◆ What you are asked to do ◆
Transcribe the data that follows precisely, omitting nothing.

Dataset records
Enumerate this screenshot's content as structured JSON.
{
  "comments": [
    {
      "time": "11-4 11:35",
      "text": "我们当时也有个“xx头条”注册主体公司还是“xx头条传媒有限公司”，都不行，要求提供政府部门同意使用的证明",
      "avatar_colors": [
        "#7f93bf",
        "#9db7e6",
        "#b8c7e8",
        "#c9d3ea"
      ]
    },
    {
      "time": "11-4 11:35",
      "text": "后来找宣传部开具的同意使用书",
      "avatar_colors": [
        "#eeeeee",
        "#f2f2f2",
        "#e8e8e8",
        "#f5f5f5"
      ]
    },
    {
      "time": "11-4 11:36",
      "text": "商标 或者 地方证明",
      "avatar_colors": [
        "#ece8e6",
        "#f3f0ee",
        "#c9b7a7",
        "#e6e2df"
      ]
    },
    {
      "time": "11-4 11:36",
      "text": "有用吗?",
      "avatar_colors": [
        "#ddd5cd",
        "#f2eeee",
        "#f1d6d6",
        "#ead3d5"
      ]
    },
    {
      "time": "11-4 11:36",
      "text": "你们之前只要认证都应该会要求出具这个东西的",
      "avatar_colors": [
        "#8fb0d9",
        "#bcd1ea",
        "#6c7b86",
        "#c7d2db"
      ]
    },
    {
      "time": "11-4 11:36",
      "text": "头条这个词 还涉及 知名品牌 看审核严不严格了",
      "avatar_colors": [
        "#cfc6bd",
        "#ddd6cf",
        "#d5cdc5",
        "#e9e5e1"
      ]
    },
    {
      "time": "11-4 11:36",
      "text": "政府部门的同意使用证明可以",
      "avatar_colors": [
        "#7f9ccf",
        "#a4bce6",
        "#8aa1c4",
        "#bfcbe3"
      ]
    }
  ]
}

◆ Answer below ◆
Enumerate this screenshot's content as structured JSON.
{
  "comments": [
    {
      "time": "11-4 11:35",
      "text": "我们当时也有个“xx头条”注册主体公司还是“xx头条传媒有限公司”，都不行，要求提供政府部门同意使用的证明",
      "avatar_colors": [
        "#7f93bf",
        "#9db7e6",
        "#b8c7e8",
        "#c9d3ea"
      ]
    },
    {
      "time": "11-4 11:35",
      "text": "后来找宣传部开具的同意使用书",
      "avatar_colors": [
        "#eeeeee",
        "#f2f2f2",
        "#e8e8e8",
        "#f5f5f5"
      ]
    },
    {
      "time": "11-4 11:36",
      "text": "商标 或者 地方证明",
      "avatar_colors": [
        "#ece8e6",
        "#f3f0ee",
        "#c9b7a7",
        "#e6e2df"
      ]
    },
    {
      "time": "11-4 11:36",
      "text": "有用吗?",
      "avatar_colors": [
        "#ddd5cd",
        "#f2eeee",
        "#f1d6d6",
        "#ead3d5"
      ]
    },
    {
      "time": "11-4 11:36",
      "text": "你们之前只要认证都应该会要求出具这个东西的",
      "avatar_colors": [
        "#8fb0d9",
        "#bcd1ea",
        "#6c7b86",
        "#c7d2db"
      ]
    },
    {
      "time": "11-4 11:36",
      "text": "头条这个词 还涉及 知名品牌 看审核严不严格了",
      "avatar_colors": [
        "#cfc6bd",
        "#ddd6cf",
        "#d5cdc5",
        "#e9e5e1"
      ]
    },
    {
      "time": "11-4 11:36",
      "text": "政府部门的同意使用证明可以",
      "avatar_colors": [
        "#7f9ccf",
        "#a4bce6",
        "#8aa1c4",
        "#bfcbe3"
      ]
    }
  ]
}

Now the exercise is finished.